REQUIREMENT
Gather all lines containing the string "HSPF" and copy them out.

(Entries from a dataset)
^^^^

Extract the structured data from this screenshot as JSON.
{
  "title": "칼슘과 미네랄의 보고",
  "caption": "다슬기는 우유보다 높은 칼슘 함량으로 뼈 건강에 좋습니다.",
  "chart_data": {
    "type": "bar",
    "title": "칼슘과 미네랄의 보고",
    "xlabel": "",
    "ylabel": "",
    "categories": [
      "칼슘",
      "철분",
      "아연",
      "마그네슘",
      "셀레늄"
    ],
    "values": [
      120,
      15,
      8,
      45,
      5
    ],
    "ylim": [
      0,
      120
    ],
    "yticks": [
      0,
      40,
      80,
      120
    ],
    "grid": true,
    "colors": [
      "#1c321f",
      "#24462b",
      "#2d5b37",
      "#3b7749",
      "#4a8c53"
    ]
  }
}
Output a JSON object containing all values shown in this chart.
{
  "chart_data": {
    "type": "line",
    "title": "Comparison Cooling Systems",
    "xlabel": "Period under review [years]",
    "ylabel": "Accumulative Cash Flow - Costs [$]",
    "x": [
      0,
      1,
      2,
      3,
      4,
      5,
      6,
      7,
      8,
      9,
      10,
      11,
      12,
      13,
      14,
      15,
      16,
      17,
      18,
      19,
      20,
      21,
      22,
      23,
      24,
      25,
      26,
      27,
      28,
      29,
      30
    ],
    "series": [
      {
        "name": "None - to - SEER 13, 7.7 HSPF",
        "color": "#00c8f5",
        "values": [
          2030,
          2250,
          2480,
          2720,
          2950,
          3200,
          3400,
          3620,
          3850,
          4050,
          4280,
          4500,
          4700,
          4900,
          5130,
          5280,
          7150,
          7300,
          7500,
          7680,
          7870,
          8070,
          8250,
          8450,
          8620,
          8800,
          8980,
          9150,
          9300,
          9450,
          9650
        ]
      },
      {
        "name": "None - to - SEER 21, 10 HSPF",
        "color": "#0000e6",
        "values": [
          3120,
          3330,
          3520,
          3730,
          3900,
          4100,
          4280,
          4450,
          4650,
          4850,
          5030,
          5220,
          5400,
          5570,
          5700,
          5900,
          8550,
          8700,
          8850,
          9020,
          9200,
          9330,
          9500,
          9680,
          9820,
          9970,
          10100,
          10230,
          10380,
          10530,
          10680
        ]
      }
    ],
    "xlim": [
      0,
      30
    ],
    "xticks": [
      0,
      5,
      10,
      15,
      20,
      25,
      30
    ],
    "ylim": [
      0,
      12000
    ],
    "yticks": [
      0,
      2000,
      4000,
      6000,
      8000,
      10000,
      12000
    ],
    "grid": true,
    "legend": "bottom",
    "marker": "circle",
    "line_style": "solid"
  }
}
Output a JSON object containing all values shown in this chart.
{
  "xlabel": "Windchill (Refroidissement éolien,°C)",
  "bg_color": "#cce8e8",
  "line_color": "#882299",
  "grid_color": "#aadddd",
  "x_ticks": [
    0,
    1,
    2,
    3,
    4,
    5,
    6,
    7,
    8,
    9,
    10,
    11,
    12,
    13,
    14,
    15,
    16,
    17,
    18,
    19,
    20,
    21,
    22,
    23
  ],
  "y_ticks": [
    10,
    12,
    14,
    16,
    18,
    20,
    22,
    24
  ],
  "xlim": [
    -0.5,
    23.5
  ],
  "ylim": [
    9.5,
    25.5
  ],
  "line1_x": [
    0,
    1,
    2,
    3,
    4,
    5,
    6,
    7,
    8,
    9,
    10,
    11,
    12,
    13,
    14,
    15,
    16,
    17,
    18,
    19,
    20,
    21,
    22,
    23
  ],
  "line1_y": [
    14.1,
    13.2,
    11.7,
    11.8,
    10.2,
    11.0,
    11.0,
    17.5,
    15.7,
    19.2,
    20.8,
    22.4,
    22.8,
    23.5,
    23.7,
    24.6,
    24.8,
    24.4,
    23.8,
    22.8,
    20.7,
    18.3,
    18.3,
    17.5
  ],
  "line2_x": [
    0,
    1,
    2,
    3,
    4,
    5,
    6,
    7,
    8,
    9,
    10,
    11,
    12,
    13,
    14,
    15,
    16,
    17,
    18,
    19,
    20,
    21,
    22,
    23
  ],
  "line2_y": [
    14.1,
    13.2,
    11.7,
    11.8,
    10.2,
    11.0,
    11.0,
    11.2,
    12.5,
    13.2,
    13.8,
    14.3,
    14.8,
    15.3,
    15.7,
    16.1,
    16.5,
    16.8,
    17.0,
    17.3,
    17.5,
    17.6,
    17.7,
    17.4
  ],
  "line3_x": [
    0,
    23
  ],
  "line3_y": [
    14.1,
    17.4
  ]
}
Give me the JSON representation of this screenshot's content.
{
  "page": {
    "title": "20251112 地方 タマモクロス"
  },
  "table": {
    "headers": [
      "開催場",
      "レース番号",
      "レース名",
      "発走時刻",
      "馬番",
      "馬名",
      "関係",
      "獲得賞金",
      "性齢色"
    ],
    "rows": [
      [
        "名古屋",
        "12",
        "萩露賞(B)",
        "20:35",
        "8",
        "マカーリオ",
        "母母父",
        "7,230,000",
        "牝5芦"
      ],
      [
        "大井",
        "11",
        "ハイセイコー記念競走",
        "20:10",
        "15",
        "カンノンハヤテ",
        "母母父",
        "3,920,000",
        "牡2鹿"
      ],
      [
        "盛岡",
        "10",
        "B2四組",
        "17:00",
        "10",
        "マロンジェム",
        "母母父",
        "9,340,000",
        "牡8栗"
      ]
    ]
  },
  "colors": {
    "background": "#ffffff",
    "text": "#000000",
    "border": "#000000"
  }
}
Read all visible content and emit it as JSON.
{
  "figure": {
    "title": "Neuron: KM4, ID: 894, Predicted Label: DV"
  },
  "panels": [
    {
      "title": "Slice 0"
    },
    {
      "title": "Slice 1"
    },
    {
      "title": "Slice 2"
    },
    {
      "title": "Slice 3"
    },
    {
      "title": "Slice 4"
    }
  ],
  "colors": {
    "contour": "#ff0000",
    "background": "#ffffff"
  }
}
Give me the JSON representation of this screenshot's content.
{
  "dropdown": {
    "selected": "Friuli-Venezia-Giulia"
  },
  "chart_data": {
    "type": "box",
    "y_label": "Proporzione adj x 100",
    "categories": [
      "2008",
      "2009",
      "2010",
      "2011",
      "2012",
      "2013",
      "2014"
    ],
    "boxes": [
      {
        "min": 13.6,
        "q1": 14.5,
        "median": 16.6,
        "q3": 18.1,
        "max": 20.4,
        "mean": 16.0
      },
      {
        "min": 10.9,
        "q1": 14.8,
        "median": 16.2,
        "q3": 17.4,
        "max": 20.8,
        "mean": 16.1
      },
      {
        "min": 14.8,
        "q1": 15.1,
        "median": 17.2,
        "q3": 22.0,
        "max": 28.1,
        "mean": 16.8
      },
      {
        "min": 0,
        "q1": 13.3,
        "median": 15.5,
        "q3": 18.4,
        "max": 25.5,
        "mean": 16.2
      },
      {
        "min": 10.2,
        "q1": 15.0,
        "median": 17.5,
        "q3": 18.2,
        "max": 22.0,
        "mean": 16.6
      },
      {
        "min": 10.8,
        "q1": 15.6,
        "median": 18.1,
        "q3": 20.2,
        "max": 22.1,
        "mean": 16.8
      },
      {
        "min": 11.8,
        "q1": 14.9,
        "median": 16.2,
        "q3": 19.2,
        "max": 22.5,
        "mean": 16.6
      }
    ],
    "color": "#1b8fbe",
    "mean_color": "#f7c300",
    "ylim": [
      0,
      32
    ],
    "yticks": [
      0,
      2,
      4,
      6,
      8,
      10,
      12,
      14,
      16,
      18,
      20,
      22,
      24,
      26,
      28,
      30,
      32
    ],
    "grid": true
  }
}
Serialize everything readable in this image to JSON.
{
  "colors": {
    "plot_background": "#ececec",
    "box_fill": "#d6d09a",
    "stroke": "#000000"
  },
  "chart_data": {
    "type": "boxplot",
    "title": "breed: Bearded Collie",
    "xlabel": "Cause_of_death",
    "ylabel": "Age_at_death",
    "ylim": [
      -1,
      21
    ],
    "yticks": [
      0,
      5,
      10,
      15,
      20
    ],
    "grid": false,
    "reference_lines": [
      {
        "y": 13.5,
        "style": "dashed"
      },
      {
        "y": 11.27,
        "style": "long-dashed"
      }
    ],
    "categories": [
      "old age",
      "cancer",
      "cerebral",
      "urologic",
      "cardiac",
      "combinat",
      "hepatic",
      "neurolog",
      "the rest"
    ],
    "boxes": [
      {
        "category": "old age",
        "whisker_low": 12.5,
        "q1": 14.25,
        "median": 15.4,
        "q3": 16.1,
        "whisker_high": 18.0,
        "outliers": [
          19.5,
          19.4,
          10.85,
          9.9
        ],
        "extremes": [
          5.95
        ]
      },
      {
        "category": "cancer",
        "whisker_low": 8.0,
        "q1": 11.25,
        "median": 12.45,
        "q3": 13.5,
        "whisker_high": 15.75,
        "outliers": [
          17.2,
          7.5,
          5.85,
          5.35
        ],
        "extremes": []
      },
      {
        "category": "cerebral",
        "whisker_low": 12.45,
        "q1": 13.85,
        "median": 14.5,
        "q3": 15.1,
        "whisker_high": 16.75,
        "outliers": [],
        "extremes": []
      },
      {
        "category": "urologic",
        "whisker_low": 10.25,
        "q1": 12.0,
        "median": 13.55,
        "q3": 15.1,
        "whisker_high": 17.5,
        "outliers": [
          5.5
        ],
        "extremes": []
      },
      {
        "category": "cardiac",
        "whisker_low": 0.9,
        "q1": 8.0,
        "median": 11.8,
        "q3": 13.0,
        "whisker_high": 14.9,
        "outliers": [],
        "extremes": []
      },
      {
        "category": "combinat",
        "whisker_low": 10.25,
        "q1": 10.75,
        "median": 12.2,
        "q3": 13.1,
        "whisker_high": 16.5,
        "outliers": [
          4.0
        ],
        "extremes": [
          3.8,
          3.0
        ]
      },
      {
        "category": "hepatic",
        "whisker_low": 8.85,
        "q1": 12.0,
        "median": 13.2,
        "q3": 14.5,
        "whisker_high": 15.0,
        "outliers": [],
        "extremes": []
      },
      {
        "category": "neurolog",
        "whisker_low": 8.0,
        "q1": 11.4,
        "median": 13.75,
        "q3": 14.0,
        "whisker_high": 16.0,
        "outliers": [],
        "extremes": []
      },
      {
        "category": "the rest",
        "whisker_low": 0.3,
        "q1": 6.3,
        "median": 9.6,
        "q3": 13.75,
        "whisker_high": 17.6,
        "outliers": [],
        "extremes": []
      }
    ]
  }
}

^^^^

FINAL RESULT
        "name": "None - to - SEER 13, 7.7 HSPF",
        "name": "None - to - SEER 21, 10 HSPF",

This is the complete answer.